:: Exercise directions ::
Collect all lines from the listing that include the string "index".

═══

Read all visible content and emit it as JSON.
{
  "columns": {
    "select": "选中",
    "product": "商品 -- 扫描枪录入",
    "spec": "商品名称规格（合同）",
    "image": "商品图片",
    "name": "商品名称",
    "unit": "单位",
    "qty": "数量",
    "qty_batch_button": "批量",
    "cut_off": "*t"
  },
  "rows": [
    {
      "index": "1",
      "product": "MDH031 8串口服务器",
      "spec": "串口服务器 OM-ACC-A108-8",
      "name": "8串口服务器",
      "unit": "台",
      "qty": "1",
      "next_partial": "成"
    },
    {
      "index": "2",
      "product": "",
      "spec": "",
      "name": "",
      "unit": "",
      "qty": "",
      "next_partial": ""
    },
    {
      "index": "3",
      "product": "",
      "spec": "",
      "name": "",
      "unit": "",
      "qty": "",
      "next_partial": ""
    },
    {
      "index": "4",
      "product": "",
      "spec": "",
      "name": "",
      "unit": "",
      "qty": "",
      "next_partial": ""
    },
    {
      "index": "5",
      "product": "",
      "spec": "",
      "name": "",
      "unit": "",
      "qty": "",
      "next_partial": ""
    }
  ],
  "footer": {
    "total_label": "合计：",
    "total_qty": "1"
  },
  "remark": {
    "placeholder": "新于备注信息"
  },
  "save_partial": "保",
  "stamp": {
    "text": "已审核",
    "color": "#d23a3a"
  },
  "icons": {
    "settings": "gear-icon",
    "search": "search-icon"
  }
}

═══

:: Written solution ::
      "index": "1",
      "index": "2",
      "index": "3",
      "index": "4",
      "index": "5",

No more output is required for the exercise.